▸ The request
Exactly as written, quote every line that follows, skipping the images.

##### Material provided #####

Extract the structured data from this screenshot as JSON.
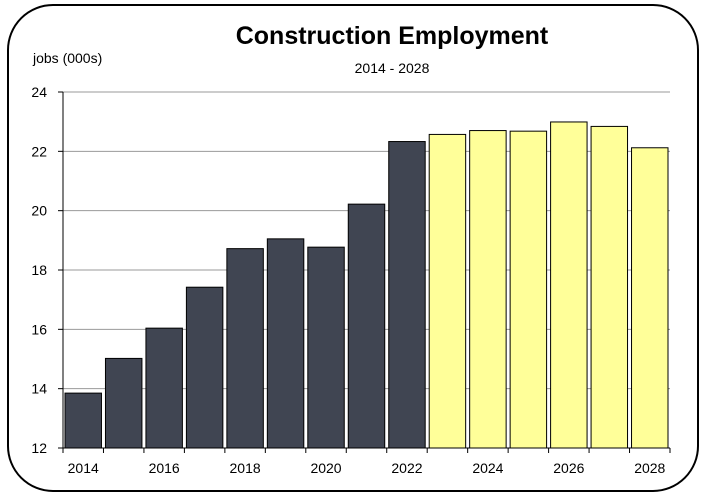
{
  "chart_data": {
    "type": "bar",
    "title": "Construction Employment",
    "subtitle": "2014 - 2028",
    "ylabel": "jobs (000s)",
    "xlabel": "",
    "ylim": [
      12,
      24
    ],
    "yticks": [
      12,
      14,
      16,
      18,
      20,
      22,
      24
    ],
    "xtick_labels": [
      "2014",
      "2016",
      "2018",
      "2020",
      "2022",
      "2024",
      "2026",
      "2028"
    ],
    "grid": true,
    "legend": "none",
    "categories": [
      "2014",
      "2015",
      "2016",
      "2017",
      "2018",
      "2019",
      "2020",
      "2021",
      "2022",
      "2023",
      "2024",
      "2025",
      "2026",
      "2027",
      "2028"
    ],
    "values": [
      13.85,
      15.02,
      16.04,
      17.42,
      18.72,
      19.05,
      18.77,
      20.22,
      22.33,
      22.57,
      22.7,
      22.68,
      22.99,
      22.84,
      22.12
    ],
    "bar_colors": {
      "actual": "#404552",
      "forecast": "#FFFF99"
    },
    "forecast_start_index": 9
  }
}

#####

▸ Task answer
Extract the structured data from this screenshot as JSON.
{
  "chart_data": {
    "type": "bar",
    "title": "Construction Employment",
    "subtitle": "2014 - 2028",
    "ylabel": "jobs (000s)",
    "xlabel": "",
    "ylim": [
      12,
      24
    ],
    "yticks": [
      12,
      14,
      16,
      18,
      20,
      22,
      24
    ],
    "xtick_labels": [
      "2014",
      "2016",
      "2018",
      "2020",
      "2022",
      "2024",
      "2026",
      "2028"
    ],
    "grid": true,
    "legend": "none",
    "categories": [
      "2014",
      "2015",
      "2016",
      "2017",
      "2018",
      "2019",
      "2020",
      "2021",
      "2022",
      "2023",
      "2024",
      "2025",
      "2026",
      "2027",
      "2028"
    ],
    "values": [
      13.85,
      15.02,
      16.04,
      17.42,
      18.72,
      19.05,
      18.77,
      20.22,
      22.33,
      22.57,
      22.7,
      22.68,
      22.99,
      22.84,
      22.12
    ],
    "bar_colors": {
      "actual": "#404552",
      "forecast": "#FFFF99"
    },
    "forecast_start_index": 9
  }
}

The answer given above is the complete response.